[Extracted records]
== == ==
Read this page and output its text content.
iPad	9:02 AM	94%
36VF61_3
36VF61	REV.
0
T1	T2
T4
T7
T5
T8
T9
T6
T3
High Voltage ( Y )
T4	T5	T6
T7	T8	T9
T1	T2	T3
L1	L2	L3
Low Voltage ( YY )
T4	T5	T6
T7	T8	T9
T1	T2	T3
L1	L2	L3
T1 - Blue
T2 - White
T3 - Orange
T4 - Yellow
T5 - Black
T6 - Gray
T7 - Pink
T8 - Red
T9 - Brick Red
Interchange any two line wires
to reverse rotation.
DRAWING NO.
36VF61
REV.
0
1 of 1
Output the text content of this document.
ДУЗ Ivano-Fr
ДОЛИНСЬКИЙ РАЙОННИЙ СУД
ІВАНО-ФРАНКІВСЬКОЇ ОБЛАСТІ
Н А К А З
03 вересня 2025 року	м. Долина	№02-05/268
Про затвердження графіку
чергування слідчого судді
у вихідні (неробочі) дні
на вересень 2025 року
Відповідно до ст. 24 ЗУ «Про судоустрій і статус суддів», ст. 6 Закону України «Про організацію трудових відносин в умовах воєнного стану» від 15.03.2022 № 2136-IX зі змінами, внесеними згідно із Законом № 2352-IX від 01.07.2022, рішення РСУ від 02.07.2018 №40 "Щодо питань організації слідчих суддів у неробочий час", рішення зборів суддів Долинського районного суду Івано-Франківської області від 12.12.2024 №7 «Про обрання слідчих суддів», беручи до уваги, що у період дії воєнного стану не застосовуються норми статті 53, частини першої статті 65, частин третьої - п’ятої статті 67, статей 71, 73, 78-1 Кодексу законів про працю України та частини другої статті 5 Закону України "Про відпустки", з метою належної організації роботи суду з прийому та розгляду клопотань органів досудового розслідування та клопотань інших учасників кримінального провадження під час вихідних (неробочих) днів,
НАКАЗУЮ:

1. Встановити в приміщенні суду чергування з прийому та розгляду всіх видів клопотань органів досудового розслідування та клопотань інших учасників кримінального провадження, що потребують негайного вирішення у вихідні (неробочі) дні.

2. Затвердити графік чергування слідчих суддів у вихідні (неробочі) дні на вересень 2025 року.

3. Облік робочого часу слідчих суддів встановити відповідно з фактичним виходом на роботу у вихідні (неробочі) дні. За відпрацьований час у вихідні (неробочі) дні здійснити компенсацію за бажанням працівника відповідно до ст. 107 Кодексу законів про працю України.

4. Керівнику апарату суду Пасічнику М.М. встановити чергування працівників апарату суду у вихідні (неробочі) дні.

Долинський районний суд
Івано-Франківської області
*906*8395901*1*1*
== == ==
**Exercise directions**
Every line above should be printed again exactly as it stands.

**Complete output**
Read this page and output its text content.
iPad	9:02 AM	94%
36VF61_3
36VF61	REV.
0
T1	T2
T4
T7
T5
T8
T9
T6
T3
High Voltage ( Y )
T4	T5	T6
T7	T8	T9
T1	T2	T3
L1	L2	L3
Low Voltage ( YY )
T4	T5	T6
T7	T8	T9
T1	T2	T3
L1	L2	L3
T1 - Blue
T2 - White
T3 - Orange
T4 - Yellow
T5 - Black
T6 - Gray
T7 - Pink
T8 - Red
T9 - Brick Red
Interchange any two line wires
to reverse rotation.
DRAWING NO.
36VF61
REV.
0
1 of 1
Output the text content of this document.
ДУЗ Ivano-Fr
ДОЛИНСЬКИЙ РАЙОННИЙ СУД
ІВАНО-ФРАНКІВСЬКОЇ ОБЛАСТІ
Н А К А З
03 вересня 2025 року	м. Долина	№02-05/268
Про затвердження графіку
чергування слідчого судді
у вихідні (неробочі) дні
на вересень 2025 року
Відповідно до ст. 24 ЗУ «Про судоустрій і статус суддів», ст. 6 Закону України «Про організацію трудових відносин в умовах воєнного стану» від 15.03.2022 № 2136-IX зі змінами, внесеними згідно із Законом № 2352-IX від 01.07.2022, рішення РСУ від 02.07.2018 №40 "Щодо питань організації слідчих суддів у неробочий час", рішення зборів суддів Долинського районного суду Івано-Франківської області від 12.12.2024 №7 «Про обрання слідчих суддів», беручи до уваги, що у період дії воєнного стану не застосовуються норми статті 53, частини першої статті 65, частин третьої - п’ятої статті 67, статей 71, 73, 78-1 Кодексу законів про працю України та частини другої статті 5 Закону України "Про відпустки", з метою належної організації роботи суду з прийому та розгляду клопотань органів досудового розслідування та клопотань інших учасників кримінального провадження під час вихідних (неробочих) днів,
НАКАЗУЮ:

1. Встановити в приміщенні суду чергування з прийому та розгляду всіх видів клопотань органів досудового розслідування та клопотань інших учасників кримінального провадження, що потребують негайного вирішення у вихідні (неробочі) дні.

2. Затвердити графік чергування слідчих суддів у вихідні (неробочі) дні на вересень 2025 року.

3. Облік робочого часу слідчих суддів встановити відповідно з фактичним виходом на роботу у вихідні (неробочі) дні. За відпрацьований час у вихідні (неробочі) дні здійснити компенсацію за бажанням працівника відповідно до ст. 107 Кодексу законів про працю України.

4. Керівнику апарату суду Пасічнику М.М. встановити чергування працівників апарату суду у вихідні (неробочі) дні.

Долинський районний суд
Івано-Франківської області
*906*8395901*1*1*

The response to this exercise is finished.